— start of Extracted material —
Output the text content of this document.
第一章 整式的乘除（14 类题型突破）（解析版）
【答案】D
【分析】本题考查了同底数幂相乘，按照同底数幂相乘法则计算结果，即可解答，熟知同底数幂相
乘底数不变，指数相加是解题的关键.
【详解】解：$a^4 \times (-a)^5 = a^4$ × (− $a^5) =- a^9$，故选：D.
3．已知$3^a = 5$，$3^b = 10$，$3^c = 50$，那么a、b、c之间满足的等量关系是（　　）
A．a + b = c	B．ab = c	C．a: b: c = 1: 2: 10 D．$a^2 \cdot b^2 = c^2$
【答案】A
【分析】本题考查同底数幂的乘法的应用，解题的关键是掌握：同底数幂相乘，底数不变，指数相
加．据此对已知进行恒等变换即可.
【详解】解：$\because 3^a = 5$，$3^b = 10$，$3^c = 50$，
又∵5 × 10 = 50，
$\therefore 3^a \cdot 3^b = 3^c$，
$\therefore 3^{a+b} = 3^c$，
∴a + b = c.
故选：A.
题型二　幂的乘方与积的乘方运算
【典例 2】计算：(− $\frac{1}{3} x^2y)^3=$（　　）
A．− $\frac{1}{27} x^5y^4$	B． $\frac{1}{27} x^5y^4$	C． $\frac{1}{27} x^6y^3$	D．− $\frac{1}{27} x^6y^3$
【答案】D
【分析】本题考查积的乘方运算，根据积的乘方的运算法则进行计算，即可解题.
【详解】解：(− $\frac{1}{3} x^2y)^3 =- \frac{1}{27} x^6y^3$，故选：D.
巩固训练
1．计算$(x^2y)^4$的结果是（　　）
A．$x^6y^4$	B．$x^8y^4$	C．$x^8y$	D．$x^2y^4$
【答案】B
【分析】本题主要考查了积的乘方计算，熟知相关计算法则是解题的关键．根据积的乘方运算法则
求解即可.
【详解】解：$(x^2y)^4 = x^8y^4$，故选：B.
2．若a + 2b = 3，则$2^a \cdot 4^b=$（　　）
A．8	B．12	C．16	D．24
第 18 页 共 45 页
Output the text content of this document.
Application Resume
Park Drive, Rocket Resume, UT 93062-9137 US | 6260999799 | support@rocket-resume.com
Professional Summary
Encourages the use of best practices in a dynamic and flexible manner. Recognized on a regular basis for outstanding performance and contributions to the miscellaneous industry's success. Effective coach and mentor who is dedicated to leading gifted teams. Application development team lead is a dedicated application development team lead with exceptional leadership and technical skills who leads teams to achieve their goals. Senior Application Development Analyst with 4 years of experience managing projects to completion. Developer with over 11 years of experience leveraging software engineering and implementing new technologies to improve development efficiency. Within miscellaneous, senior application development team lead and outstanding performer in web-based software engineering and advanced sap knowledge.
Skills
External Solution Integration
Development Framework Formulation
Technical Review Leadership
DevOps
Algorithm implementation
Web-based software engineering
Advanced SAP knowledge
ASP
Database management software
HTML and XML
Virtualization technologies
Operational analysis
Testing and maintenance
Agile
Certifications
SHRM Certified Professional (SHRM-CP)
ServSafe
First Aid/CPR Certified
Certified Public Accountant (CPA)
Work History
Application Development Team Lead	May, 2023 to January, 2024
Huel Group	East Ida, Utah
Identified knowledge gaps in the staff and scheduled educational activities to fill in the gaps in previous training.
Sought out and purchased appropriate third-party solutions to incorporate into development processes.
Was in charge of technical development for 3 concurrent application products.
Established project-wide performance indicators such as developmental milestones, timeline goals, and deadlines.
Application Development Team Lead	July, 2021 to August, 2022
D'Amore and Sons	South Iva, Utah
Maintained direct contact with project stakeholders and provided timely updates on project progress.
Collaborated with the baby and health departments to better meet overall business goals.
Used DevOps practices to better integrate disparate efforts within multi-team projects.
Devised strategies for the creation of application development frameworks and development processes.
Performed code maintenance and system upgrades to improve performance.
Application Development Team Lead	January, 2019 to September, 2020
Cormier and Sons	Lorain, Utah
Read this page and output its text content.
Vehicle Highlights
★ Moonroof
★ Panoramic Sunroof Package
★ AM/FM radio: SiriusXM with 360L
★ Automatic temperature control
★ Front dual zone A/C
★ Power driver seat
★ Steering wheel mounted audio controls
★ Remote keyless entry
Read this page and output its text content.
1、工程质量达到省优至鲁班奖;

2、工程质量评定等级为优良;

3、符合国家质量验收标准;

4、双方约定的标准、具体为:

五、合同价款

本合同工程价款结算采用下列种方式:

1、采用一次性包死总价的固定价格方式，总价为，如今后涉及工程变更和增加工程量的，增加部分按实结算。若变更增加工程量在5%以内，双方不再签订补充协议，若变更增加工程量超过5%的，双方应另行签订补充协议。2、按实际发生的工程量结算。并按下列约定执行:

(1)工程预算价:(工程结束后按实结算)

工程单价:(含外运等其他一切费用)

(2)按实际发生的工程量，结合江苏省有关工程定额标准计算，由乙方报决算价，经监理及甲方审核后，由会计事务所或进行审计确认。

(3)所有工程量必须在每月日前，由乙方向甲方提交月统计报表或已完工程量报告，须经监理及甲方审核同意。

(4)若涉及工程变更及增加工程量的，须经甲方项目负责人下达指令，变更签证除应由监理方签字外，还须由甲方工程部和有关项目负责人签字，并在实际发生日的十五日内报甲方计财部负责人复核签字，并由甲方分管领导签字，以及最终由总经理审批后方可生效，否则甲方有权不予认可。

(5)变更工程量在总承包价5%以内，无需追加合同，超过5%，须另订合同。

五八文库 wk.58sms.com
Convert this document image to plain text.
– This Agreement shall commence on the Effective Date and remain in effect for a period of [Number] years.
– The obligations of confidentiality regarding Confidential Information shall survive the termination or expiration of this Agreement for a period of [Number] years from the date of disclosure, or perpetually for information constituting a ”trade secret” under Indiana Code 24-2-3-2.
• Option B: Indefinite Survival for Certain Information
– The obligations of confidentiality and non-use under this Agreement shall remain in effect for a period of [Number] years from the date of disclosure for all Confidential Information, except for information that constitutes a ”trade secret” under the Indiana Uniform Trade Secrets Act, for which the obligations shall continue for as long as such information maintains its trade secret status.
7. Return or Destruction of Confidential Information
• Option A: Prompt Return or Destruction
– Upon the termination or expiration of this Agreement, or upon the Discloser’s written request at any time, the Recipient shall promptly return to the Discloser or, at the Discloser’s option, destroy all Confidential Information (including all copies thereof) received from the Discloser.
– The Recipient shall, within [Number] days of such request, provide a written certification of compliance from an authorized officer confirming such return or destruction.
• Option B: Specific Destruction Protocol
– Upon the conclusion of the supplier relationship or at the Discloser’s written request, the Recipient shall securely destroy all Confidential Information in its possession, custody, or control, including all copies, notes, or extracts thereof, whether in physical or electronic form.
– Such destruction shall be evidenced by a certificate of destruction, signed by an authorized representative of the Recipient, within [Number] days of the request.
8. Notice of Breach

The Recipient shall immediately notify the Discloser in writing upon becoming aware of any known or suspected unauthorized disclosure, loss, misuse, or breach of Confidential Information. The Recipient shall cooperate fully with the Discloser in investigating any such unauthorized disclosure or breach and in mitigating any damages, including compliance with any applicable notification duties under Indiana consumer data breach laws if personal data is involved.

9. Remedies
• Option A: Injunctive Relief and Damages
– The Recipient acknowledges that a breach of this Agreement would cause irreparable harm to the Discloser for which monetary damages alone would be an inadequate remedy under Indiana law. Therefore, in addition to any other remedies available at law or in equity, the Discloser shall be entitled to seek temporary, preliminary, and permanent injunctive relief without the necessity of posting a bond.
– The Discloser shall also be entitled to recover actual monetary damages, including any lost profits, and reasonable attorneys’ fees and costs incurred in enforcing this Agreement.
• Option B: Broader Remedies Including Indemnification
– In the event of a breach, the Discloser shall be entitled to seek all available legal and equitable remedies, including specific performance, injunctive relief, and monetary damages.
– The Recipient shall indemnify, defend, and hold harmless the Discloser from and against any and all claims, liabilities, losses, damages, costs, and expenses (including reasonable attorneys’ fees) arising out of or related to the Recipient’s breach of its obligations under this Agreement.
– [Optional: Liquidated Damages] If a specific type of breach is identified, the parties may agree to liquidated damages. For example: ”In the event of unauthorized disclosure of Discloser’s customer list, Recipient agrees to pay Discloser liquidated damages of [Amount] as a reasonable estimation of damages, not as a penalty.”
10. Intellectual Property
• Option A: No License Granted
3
— end of Extracted material —
[What you are asked to do]: Search the entries for "Effective" and copy out each line that has it.

[Finished task]:
Encourages the use of best practices in a dynamic and flexible manner. Recognized on a regular basis for outstanding performance and contributions to the miscellaneous industry's success. Effective coach and mentor who is dedicated to leading gifted teams. Application development team lead is a dedicated application development team lead with exceptional leadership and technical skills who leads teams to achieve their goals. Senior Application Development Analyst with 4 years of experience managing projects to completion. Developer with over 11 years of experience leveraging software engineering and implementing new technologies to improve development efficiency. Within miscellaneous, senior application development team lead and outstanding performer in web-based software engineering and advanced sap knowledge.
– This Agreement shall commence on the Effective Date and remain in effect for a period of [Number] years.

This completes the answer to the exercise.